Records that describe figures
↓
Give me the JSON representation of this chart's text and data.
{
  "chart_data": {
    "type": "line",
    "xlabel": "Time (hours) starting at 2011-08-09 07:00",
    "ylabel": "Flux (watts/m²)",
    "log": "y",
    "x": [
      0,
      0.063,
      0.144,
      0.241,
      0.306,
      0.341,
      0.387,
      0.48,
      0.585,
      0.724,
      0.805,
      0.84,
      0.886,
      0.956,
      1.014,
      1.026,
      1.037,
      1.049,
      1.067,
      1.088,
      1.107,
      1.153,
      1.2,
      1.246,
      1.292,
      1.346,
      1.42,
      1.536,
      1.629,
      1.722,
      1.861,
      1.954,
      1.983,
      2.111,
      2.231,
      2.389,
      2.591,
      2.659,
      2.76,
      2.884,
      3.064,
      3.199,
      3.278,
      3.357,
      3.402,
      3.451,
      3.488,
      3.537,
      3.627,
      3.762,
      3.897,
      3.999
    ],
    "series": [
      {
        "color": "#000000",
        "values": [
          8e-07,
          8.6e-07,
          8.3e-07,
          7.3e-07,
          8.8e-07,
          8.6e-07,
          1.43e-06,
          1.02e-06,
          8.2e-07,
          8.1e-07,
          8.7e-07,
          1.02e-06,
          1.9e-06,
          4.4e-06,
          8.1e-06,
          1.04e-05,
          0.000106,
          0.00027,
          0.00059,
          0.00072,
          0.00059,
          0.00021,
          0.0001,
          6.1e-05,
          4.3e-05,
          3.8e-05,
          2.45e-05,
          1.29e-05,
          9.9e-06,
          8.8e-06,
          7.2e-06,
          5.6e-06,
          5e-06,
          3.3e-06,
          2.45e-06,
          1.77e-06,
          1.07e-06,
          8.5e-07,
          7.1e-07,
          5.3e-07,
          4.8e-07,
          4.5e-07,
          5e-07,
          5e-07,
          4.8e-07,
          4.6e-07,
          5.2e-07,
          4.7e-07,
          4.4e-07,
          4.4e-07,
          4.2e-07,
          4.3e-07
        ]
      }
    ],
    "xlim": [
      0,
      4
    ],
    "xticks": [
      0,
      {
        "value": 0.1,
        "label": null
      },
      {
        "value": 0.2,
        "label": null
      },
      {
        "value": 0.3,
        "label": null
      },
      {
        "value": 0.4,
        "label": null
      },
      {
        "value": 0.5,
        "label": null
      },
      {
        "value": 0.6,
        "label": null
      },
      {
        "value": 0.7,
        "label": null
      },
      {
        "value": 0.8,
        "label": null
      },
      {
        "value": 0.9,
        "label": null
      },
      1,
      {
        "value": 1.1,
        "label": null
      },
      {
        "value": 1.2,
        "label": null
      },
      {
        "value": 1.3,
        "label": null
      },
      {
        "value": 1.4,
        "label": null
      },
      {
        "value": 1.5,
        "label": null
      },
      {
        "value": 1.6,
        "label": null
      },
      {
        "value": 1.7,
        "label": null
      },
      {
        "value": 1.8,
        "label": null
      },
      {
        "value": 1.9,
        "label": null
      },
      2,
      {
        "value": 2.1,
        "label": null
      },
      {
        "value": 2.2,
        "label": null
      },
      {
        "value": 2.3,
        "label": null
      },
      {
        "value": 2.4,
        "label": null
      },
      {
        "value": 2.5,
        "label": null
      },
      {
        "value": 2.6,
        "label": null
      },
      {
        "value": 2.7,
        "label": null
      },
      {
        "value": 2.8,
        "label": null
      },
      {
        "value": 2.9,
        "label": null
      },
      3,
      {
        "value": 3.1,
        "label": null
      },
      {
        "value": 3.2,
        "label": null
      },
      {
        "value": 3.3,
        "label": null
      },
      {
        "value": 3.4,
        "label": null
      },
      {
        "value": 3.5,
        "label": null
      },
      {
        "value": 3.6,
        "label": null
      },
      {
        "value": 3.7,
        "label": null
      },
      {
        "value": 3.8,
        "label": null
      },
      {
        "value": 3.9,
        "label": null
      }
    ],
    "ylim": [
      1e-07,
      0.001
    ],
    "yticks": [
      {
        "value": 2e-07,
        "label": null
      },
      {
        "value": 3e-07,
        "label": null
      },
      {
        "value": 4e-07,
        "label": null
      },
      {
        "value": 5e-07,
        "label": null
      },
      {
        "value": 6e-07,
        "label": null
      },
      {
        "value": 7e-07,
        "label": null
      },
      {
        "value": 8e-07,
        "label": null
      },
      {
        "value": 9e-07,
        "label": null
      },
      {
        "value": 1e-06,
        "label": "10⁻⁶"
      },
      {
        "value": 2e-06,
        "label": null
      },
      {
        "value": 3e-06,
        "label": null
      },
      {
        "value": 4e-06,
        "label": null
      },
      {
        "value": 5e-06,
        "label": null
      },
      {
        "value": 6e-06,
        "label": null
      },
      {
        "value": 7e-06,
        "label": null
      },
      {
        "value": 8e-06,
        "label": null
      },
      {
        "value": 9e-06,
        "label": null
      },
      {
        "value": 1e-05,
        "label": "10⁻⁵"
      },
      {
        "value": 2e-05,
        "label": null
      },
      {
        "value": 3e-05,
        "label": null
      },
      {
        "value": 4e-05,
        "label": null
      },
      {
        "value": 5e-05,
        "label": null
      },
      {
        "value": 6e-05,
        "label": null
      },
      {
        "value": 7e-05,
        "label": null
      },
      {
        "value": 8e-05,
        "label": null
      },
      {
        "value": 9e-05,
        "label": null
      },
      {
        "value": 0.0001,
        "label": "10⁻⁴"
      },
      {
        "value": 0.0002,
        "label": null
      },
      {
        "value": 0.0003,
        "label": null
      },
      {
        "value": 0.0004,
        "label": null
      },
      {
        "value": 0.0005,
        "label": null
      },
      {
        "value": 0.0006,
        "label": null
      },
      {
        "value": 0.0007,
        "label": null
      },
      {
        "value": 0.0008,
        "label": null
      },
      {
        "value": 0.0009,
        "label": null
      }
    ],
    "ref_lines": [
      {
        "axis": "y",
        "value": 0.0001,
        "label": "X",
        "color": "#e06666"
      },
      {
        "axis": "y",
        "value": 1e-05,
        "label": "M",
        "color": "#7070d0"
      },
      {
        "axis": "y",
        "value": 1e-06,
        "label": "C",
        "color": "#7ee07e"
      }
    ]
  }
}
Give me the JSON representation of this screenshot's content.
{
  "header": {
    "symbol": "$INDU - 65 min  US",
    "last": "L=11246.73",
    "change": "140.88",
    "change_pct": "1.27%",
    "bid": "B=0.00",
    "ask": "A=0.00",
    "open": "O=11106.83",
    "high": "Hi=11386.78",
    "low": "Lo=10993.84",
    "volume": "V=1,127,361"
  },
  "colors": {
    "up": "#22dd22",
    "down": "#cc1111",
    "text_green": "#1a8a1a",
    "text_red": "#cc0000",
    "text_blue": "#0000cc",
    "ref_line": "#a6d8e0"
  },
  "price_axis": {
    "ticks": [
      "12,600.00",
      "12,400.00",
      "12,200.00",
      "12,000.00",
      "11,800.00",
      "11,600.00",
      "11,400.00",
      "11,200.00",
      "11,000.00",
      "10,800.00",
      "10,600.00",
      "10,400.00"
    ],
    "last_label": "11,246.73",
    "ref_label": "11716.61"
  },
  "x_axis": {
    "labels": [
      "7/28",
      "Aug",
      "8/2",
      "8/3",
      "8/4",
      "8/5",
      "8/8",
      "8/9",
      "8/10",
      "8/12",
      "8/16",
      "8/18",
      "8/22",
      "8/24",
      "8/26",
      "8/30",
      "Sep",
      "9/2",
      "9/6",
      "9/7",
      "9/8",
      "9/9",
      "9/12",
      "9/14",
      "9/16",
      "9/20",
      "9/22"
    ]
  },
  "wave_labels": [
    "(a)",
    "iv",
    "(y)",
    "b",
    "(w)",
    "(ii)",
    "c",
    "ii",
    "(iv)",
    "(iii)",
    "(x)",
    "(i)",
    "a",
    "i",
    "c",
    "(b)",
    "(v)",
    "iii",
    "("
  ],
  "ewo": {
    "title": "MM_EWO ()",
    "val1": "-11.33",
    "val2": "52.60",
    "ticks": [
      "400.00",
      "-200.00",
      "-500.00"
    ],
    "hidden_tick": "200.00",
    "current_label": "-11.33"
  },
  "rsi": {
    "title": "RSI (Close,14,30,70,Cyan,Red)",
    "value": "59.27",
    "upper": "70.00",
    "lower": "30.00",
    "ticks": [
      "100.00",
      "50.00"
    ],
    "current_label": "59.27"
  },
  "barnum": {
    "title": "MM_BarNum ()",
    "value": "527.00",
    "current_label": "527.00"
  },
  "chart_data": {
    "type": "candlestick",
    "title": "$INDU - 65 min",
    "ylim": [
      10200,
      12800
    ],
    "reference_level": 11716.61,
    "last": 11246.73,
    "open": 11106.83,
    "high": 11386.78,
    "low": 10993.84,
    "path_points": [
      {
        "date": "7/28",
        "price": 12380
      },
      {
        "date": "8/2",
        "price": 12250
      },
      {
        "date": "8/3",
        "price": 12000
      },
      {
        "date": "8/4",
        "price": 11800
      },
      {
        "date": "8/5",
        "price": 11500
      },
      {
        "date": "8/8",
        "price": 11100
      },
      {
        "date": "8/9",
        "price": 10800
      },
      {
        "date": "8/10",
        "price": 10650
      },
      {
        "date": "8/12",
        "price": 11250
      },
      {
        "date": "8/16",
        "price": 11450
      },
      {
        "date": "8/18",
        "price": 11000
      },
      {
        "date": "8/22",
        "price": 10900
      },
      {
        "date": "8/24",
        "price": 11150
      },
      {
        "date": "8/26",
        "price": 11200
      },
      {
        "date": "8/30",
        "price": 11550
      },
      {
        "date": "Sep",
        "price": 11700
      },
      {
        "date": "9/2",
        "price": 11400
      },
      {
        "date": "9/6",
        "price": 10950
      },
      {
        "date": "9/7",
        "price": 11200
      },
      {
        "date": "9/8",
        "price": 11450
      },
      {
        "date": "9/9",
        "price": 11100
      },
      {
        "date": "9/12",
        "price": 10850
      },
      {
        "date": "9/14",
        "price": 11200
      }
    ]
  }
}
↑
_Exercise:_ Copy all lines from the data that hold the word "INDU".

_Result below:_
    "symbol": "$INDU - 65 min  US",
    "title": "$INDU - 65 min",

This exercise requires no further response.